▶ Exercise directions: Count the lines in the items below that contain the string "bounding". Reply with the number alone.

▶ Entries:

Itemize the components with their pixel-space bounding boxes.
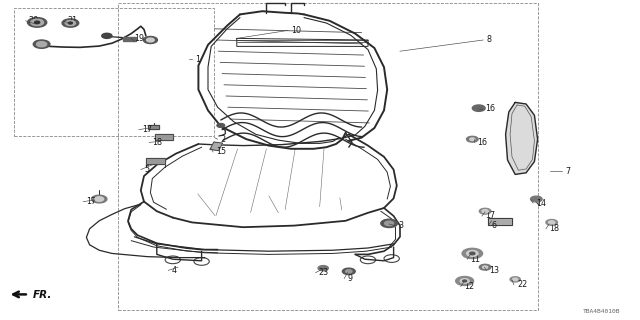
- Polygon shape: [506, 102, 538, 174]
- Text: 9: 9: [348, 274, 353, 283]
- Text: 6: 6: [492, 221, 497, 230]
- Bar: [488, 218, 512, 225]
- Bar: [155, 134, 173, 140]
- Circle shape: [479, 208, 491, 214]
- Text: 8: 8: [486, 36, 492, 44]
- Text: 18: 18: [152, 138, 163, 147]
- Bar: [155, 134, 173, 140]
- Circle shape: [467, 136, 478, 142]
- Text: 17: 17: [142, 125, 152, 134]
- Text: TBA4B4010B: TBA4B4010B: [583, 308, 621, 314]
- Circle shape: [548, 221, 555, 224]
- Text: 17: 17: [485, 212, 495, 220]
- Circle shape: [546, 220, 557, 225]
- Text: 17: 17: [86, 197, 97, 206]
- Circle shape: [68, 22, 72, 24]
- Text: 16: 16: [485, 104, 495, 113]
- Circle shape: [381, 219, 397, 228]
- Bar: [148, 125, 159, 129]
- Text: 11: 11: [470, 255, 481, 264]
- Text: 21: 21: [67, 16, 77, 25]
- Circle shape: [470, 252, 475, 255]
- Text: 19: 19: [134, 34, 145, 43]
- Text: 23: 23: [319, 268, 329, 277]
- Circle shape: [342, 268, 355, 275]
- Bar: [148, 125, 159, 129]
- Text: 22: 22: [517, 280, 527, 289]
- Text: 16: 16: [477, 138, 487, 147]
- Circle shape: [62, 19, 79, 27]
- Circle shape: [460, 279, 469, 283]
- Circle shape: [147, 38, 154, 42]
- Circle shape: [28, 18, 47, 27]
- Circle shape: [456, 276, 474, 285]
- Circle shape: [462, 248, 483, 259]
- Circle shape: [479, 264, 491, 270]
- Bar: [210, 142, 223, 151]
- Text: 5: 5: [144, 165, 149, 174]
- Circle shape: [217, 124, 225, 127]
- Bar: [488, 218, 512, 225]
- Text: 15: 15: [216, 148, 227, 156]
- Circle shape: [318, 266, 328, 271]
- Circle shape: [31, 19, 44, 26]
- Circle shape: [470, 138, 475, 140]
- Circle shape: [95, 197, 104, 201]
- Circle shape: [510, 277, 520, 282]
- Circle shape: [483, 266, 488, 268]
- Text: 10: 10: [291, 26, 301, 35]
- Circle shape: [35, 21, 40, 24]
- Text: 13: 13: [490, 266, 500, 275]
- Circle shape: [33, 40, 50, 48]
- Circle shape: [102, 33, 112, 38]
- Circle shape: [346, 270, 352, 273]
- Circle shape: [463, 280, 467, 282]
- Circle shape: [143, 36, 157, 44]
- Circle shape: [92, 195, 107, 203]
- Circle shape: [472, 105, 485, 111]
- Text: 14: 14: [536, 199, 547, 208]
- Bar: [123, 37, 136, 41]
- Circle shape: [36, 42, 47, 47]
- Text: 4: 4: [172, 266, 177, 275]
- Text: 1: 1: [195, 55, 200, 64]
- Text: 7: 7: [565, 167, 570, 176]
- Circle shape: [385, 221, 394, 226]
- Text: 18: 18: [549, 224, 559, 233]
- Text: 12: 12: [464, 282, 474, 291]
- Circle shape: [531, 196, 542, 202]
- Text: FR.: FR.: [33, 290, 52, 300]
- Text: 3: 3: [398, 221, 403, 230]
- Circle shape: [513, 278, 518, 281]
- Bar: [146, 158, 165, 164]
- Text: 2: 2: [221, 135, 226, 144]
- Circle shape: [65, 20, 76, 26]
- Circle shape: [482, 210, 488, 213]
- Text: 20: 20: [29, 16, 39, 25]
- Bar: [146, 158, 165, 164]
- Circle shape: [467, 251, 478, 256]
- Bar: [210, 142, 223, 151]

▶ Result: 1